→ Task to complete: In full and without alteration, give the listing again.

→ Stored records:
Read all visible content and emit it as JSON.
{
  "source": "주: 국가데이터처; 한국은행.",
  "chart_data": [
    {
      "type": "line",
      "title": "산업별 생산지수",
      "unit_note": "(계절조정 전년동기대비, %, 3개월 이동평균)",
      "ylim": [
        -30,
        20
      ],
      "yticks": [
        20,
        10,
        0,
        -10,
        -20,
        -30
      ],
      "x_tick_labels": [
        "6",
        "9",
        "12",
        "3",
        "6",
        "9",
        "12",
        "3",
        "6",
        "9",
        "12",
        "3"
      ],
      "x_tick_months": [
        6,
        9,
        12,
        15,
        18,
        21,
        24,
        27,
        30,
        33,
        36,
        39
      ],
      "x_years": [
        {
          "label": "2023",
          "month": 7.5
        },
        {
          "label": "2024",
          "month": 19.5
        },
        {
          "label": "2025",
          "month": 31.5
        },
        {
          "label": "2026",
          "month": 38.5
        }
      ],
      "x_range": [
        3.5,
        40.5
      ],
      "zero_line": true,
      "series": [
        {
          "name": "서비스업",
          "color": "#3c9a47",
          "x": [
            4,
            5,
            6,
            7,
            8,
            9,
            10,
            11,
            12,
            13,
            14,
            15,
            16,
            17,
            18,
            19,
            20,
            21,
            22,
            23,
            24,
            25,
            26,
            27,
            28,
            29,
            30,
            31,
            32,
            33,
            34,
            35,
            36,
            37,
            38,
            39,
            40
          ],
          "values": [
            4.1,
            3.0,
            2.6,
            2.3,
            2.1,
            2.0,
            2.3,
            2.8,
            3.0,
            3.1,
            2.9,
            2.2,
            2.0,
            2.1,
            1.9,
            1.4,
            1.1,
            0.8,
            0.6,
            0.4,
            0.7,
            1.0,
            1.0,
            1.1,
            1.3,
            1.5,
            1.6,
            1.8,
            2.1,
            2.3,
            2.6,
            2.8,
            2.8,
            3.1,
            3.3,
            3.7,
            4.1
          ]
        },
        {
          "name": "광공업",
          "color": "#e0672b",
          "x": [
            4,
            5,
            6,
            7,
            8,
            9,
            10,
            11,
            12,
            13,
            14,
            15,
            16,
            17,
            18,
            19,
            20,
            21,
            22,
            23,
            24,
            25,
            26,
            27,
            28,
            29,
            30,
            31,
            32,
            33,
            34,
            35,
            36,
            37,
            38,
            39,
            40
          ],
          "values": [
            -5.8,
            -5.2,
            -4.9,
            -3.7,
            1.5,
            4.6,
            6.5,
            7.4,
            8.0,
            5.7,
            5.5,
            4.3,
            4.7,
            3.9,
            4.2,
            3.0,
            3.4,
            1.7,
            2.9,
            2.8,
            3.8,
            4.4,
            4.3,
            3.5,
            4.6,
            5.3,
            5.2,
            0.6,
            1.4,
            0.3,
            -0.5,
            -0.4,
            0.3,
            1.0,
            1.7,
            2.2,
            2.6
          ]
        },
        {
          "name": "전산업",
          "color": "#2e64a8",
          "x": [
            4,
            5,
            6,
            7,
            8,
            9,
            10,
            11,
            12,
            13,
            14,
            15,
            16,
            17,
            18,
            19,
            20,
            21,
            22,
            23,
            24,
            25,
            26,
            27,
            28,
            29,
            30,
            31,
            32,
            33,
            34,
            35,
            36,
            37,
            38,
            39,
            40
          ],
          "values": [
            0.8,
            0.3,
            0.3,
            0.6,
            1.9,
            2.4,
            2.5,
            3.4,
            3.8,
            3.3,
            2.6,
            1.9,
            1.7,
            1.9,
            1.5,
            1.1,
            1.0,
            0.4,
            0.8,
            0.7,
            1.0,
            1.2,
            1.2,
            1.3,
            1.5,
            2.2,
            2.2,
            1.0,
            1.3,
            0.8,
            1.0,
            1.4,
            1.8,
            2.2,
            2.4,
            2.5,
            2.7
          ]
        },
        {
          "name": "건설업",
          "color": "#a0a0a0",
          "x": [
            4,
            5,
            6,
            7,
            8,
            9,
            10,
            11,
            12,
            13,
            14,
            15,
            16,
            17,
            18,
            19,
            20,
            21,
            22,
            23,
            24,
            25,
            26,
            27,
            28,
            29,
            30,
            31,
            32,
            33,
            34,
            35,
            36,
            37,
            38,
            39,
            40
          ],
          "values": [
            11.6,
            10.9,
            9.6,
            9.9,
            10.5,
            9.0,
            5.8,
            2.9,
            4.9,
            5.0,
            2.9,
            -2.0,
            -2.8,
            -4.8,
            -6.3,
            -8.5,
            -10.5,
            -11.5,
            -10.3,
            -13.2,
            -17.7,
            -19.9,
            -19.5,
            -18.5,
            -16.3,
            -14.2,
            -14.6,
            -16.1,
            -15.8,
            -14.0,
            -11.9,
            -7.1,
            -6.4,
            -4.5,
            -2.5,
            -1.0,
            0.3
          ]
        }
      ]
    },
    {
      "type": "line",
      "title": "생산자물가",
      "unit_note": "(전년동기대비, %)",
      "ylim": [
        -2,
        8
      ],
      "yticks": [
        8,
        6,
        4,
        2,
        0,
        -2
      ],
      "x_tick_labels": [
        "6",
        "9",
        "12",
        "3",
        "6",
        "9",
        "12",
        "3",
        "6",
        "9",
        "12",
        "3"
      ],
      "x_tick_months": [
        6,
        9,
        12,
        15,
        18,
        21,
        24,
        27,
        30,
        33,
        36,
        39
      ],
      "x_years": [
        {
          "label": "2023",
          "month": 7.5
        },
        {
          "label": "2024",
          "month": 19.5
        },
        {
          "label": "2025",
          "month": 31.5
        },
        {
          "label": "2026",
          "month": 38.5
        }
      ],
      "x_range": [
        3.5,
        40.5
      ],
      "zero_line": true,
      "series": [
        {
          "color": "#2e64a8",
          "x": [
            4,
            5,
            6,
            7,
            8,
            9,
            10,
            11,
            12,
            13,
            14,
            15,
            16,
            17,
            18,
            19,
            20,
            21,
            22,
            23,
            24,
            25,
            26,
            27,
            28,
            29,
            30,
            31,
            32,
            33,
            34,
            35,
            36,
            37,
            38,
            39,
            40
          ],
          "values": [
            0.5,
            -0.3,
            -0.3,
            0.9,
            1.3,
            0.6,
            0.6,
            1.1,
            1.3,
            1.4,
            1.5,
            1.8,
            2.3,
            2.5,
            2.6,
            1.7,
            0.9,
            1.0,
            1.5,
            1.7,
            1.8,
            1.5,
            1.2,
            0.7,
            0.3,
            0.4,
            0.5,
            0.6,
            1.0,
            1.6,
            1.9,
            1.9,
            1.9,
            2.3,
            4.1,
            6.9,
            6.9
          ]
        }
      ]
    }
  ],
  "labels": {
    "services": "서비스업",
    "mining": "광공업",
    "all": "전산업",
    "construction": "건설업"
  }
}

→ Response to the task:
Read all visible content and emit it as JSON.
{
  "source": "주: 국가데이터처; 한국은행.",
  "chart_data": [
    {
      "type": "line",
      "title": "산업별 생산지수",
      "unit_note": "(계절조정 전년동기대비, %, 3개월 이동평균)",
      "ylim": [
        -30,
        20
      ],
      "yticks": [
        20,
        10,
        0,
        -10,
        -20,
        -30
      ],
      "x_tick_labels": [
        "6",
        "9",
        "12",
        "3",
        "6",
        "9",
        "12",
        "3",
        "6",
        "9",
        "12",
        "3"
      ],
      "x_tick_months": [
        6,
        9,
        12,
        15,
        18,
        21,
        24,
        27,
        30,
        33,
        36,
        39
      ],
      "x_years": [
        {
          "label": "2023",
          "month": 7.5
        },
        {
          "label": "2024",
          "month": 19.5
        },
        {
          "label": "2025",
          "month": 31.5
        },
        {
          "label": "2026",
          "month": 38.5
        }
      ],
      "x_range": [
        3.5,
        40.5
      ],
      "zero_line": true,
      "series": [
        {
          "name": "서비스업",
          "color": "#3c9a47",
          "x": [
            4,
            5,
            6,
            7,
            8,
            9,
            10,
            11,
            12,
            13,
            14,
            15,
            16,
            17,
            18,
            19,
            20,
            21,
            22,
            23,
            24,
            25,
            26,
            27,
            28,
            29,
            30,
            31,
            32,
            33,
            34,
            35,
            36,
            37,
            38,
            39,
            40
          ],
          "values": [
            4.1,
            3.0,
            2.6,
            2.3,
            2.1,
            2.0,
            2.3,
            2.8,
            3.0,
            3.1,
            2.9,
            2.2,
            2.0,
            2.1,
            1.9,
            1.4,
            1.1,
            0.8,
            0.6,
            0.4,
            0.7,
            1.0,
            1.0,
            1.1,
            1.3,
            1.5,
            1.6,
            1.8,
            2.1,
            2.3,
            2.6,
            2.8,
            2.8,
            3.1,
            3.3,
            3.7,
            4.1
          ]
        },
        {
          "name": "광공업",
          "color": "#e0672b",
          "x": [
            4,
            5,
            6,
            7,
            8,
            9,
            10,
            11,
            12,
            13,
            14,
            15,
            16,
            17,
            18,
            19,
            20,
            21,
            22,
            23,
            24,
            25,
            26,
            27,
            28,
            29,
            30,
            31,
            32,
            33,
            34,
            35,
            36,
            37,
            38,
            39,
            40
          ],
          "values": [
            -5.8,
            -5.2,
            -4.9,
            -3.7,
            1.5,
            4.6,
            6.5,
            7.4,
            8.0,
            5.7,
            5.5,
            4.3,
            4.7,
            3.9,
            4.2,
            3.0,
            3.4,
            1.7,
            2.9,
            2.8,
            3.8,
            4.4,
            4.3,
            3.5,
            4.6,
            5.3,
            5.2,
            0.6,
            1.4,
            0.3,
            -0.5,
            -0.4,
            0.3,
            1.0,
            1.7,
            2.2,
            2.6
          ]
        },
        {
          "name": "전산업",
          "color": "#2e64a8",
          "x": [
            4,
            5,
            6,
            7,
            8,
            9,
            10,
            11,
            12,
            13,
            14,
            15,
            16,
            17,
            18,
            19,
            20,
            21,
            22,
            23,
            24,
            25,
            26,
            27,
            28,
            29,
            30,
            31,
            32,
            33,
            34,
            35,
            36,
            37,
            38,
            39,
            40
          ],
          "values": [
            0.8,
            0.3,
            0.3,
            0.6,
            1.9,
            2.4,
            2.5,
            3.4,
            3.8,
            3.3,
            2.6,
            1.9,
            1.7,
            1.9,
            1.5,
            1.1,
            1.0,
            0.4,
            0.8,
            0.7,
            1.0,
            1.2,
            1.2,
            1.3,
            1.5,
            2.2,
            2.2,
            1.0,
            1.3,
            0.8,
            1.0,
            1.4,
            1.8,
            2.2,
            2.4,
            2.5,
            2.7
          ]
        },
        {
          "name": "건설업",
          "color": "#a0a0a0",
          "x": [
            4,
            5,
            6,
            7,
            8,
            9,
            10,
            11,
            12,
            13,
            14,
            15,
            16,
            17,
            18,
            19,
            20,
            21,
            22,
            23,
            24,
            25,
            26,
            27,
            28,
            29,
            30,
            31,
            32,
            33,
            34,
            35,
            36,
            37,
            38,
            39,
            40
          ],
          "values": [
            11.6,
            10.9,
            9.6,
            9.9,
            10.5,
            9.0,
            5.8,
            2.9,
            4.9,
            5.0,
            2.9,
            -2.0,
            -2.8,
            -4.8,
            -6.3,
            -8.5,
            -10.5,
            -11.5,
            -10.3,
            -13.2,
            -17.7,
            -19.9,
            -19.5,
            -18.5,
            -16.3,
            -14.2,
            -14.6,
            -16.1,
            -15.8,
            -14.0,
            -11.9,
            -7.1,
            -6.4,
            -4.5,
            -2.5,
            -1.0,
            0.3
          ]
        }
      ]
    },
    {
      "type": "line",
      "title": "생산자물가",
      "unit_note": "(전년동기대비, %)",
      "ylim": [
        -2,
        8
      ],
      "yticks": [
        8,
        6,
        4,
        2,
        0,
        -2
      ],
      "x_tick_labels": [
        "6",
        "9",
        "12",
        "3",
        "6",
        "9",
        "12",
        "3",
        "6",
        "9",
        "12",
        "3"
      ],
      "x_tick_months": [
        6,
        9,
        12,
        15,
        18,
        21,
        24,
        27,
        30,
        33,
        36,
        39
      ],
      "x_years": [
        {
          "label": "2023",
          "month": 7.5
        },
        {
          "label": "2024",
          "month": 19.5
        },
        {
          "label": "2025",
          "month": 31.5
        },
        {
          "label": "2026",
          "month": 38.5
        }
      ],
      "x_range": [
        3.5,
        40.5
      ],
      "zero_line": true,
      "series": [
        {
          "color": "#2e64a8",
          "x": [
            4,
            5,
            6,
            7,
            8,
            9,
            10,
            11,
            12,
            13,
            14,
            15,
            16,
            17,
            18,
            19,
            20,
            21,
            22,
            23,
            24,
            25,
            26,
            27,
            28,
            29,
            30,
            31,
            32,
            33,
            34,
            35,
            36,
            37,
            38,
            39,
            40
          ],
          "values": [
            0.5,
            -0.3,
            -0.3,
            0.9,
            1.3,
            0.6,
            0.6,
            1.1,
            1.3,
            1.4,
            1.5,
            1.8,
            2.3,
            2.5,
            2.6,
            1.7,
            0.9,
            1.0,
            1.5,
            1.7,
            1.8,
            1.5,
            1.2,
            0.7,
            0.3,
            0.4,
            0.5,
            0.6,
            1.0,
            1.6,
            1.9,
            1.9,
            1.9,
            2.3,
            4.1,
            6.9,
            6.9
          ]
        }
      ]
    }
  ],
  "labels": {
    "services": "서비스업",
    "mining": "광공업",
    "all": "전산업",
    "construction": "건설업"
  }
}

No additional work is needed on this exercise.